> _MATERIAL SHOWN_:
** Begin **
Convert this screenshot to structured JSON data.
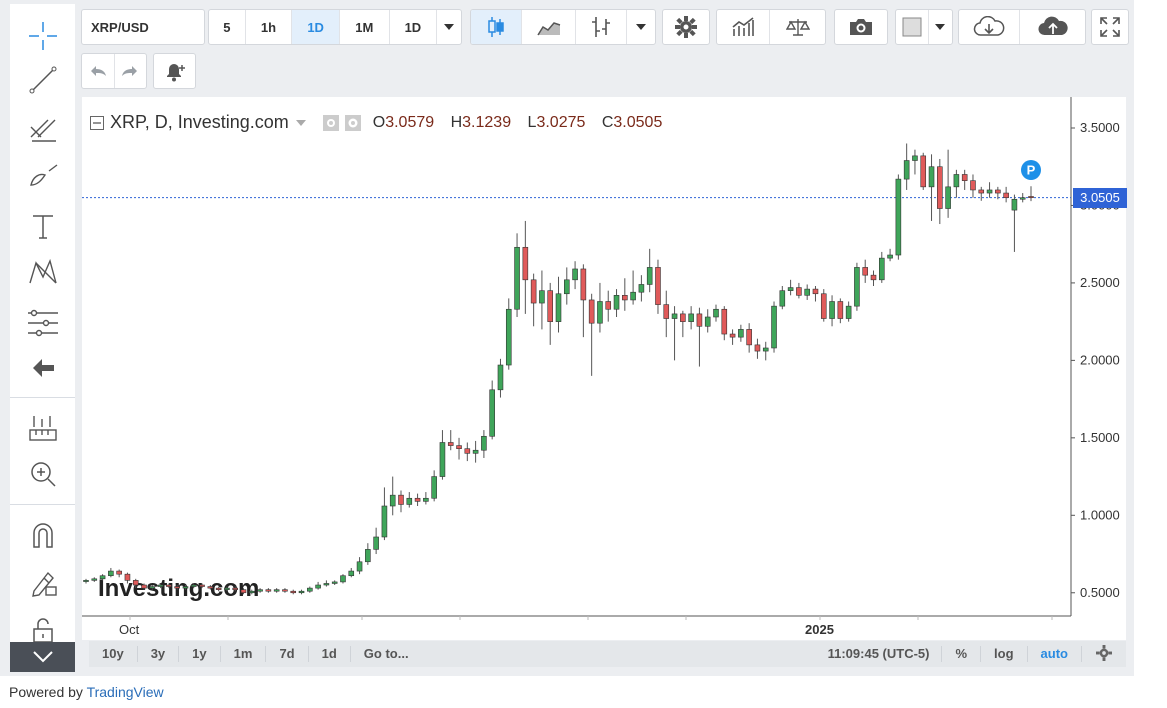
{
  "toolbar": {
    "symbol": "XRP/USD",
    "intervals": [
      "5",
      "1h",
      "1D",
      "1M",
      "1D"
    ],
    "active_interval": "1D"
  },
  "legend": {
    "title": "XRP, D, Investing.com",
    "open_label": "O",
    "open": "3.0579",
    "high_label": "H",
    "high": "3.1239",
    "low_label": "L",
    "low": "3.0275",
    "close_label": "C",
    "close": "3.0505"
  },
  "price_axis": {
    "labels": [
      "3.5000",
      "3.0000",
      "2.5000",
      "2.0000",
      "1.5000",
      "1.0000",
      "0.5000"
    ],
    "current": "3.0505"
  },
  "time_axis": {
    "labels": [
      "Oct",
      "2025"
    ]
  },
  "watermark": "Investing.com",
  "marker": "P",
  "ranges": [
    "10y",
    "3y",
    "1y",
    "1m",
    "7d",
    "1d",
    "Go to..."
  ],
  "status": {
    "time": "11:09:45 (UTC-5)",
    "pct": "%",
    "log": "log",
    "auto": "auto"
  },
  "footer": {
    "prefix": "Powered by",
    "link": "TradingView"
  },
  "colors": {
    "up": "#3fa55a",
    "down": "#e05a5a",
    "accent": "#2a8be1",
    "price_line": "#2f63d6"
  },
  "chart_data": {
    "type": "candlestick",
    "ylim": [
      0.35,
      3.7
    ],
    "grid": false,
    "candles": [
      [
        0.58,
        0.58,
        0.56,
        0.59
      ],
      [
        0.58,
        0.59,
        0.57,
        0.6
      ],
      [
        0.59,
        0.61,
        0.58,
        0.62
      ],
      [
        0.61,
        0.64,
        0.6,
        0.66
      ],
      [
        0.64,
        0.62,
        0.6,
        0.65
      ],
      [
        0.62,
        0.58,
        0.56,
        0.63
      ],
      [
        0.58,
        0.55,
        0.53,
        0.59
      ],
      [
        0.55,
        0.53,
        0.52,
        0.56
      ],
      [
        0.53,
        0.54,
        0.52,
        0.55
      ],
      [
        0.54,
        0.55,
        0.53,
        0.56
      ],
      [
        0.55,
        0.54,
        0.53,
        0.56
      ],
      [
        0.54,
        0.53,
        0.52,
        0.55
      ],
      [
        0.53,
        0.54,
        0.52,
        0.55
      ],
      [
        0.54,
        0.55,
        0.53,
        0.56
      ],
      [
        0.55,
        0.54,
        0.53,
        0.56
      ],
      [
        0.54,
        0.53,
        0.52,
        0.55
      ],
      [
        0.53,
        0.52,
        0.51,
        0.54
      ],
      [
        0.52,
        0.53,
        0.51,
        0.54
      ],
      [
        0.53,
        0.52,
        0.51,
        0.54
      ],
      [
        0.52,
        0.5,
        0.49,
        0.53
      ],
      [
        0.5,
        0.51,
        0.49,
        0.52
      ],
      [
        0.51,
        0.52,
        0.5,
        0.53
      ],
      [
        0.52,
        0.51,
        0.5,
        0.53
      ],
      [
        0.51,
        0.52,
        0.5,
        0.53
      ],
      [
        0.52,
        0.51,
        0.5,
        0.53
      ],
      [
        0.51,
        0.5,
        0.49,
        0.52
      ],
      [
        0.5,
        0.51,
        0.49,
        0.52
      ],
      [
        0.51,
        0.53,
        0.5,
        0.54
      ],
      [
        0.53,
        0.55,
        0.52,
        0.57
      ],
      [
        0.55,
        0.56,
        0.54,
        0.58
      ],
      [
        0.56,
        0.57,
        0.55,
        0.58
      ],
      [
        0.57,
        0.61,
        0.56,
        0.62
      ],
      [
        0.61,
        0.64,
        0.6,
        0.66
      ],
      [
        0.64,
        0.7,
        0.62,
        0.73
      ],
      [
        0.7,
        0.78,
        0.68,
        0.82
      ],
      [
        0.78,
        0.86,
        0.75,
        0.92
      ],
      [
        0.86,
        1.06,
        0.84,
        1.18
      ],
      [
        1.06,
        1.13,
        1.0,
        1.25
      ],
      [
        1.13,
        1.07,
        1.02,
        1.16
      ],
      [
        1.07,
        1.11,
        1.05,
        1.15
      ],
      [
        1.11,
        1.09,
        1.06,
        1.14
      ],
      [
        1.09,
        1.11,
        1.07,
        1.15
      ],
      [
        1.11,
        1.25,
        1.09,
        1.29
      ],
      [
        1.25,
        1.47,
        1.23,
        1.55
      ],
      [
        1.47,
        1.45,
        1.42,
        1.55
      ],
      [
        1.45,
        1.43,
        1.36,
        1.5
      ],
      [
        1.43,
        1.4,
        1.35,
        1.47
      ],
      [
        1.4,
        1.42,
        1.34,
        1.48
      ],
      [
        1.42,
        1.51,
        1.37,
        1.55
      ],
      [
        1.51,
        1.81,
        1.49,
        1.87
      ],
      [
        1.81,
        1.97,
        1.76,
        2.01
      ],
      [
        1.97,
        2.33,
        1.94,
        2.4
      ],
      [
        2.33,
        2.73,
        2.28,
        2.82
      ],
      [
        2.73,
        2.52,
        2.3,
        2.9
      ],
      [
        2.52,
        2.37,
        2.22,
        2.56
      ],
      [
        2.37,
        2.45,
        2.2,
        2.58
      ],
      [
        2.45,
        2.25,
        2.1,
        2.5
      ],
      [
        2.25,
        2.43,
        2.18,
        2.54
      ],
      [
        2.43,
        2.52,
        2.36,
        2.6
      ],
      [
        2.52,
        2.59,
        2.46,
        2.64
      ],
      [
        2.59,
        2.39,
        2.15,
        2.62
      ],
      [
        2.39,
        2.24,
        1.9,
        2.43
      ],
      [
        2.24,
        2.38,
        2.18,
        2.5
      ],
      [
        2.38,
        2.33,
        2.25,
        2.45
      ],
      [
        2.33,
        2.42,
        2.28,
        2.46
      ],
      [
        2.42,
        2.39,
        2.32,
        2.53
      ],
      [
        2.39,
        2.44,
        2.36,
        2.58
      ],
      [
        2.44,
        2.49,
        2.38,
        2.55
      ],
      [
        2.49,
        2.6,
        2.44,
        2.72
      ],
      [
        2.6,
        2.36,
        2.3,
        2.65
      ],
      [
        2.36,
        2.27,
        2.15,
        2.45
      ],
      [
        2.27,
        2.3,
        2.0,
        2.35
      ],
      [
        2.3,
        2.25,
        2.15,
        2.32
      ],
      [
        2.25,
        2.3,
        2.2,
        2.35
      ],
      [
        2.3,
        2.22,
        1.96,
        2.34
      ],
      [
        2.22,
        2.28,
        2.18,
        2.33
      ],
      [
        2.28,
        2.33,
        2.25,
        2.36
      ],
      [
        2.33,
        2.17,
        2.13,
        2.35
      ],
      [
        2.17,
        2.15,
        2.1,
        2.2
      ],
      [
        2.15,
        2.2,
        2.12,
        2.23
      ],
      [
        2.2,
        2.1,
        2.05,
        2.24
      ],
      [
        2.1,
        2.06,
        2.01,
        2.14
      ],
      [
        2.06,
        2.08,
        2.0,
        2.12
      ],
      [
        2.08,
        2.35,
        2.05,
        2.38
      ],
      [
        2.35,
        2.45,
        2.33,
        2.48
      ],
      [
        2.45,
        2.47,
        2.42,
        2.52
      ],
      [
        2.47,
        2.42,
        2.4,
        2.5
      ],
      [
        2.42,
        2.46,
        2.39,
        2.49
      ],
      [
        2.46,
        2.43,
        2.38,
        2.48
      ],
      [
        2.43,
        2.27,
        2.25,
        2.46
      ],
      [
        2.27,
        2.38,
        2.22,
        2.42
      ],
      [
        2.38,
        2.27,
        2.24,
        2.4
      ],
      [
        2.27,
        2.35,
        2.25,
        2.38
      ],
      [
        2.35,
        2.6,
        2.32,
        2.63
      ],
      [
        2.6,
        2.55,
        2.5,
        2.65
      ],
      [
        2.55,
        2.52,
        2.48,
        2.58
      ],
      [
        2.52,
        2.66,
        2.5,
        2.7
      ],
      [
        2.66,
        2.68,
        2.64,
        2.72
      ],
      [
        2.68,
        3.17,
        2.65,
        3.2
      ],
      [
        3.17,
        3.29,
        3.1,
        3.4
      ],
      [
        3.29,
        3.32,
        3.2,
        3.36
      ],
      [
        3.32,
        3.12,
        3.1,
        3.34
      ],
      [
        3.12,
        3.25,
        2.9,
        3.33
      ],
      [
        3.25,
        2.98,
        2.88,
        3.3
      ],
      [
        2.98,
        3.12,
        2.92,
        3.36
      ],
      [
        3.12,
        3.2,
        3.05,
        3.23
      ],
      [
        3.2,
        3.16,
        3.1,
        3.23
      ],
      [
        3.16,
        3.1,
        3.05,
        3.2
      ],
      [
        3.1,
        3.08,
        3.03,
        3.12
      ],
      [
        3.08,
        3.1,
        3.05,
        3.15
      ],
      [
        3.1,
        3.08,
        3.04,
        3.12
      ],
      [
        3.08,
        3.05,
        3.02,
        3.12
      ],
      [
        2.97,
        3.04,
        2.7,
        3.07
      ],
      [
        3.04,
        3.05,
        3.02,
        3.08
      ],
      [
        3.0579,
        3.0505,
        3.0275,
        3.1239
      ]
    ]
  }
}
** End **
Filter lines by "Investing" and return each hit.

    "title": "XRP, D, Investing.com",
  "watermark": "Investing.com",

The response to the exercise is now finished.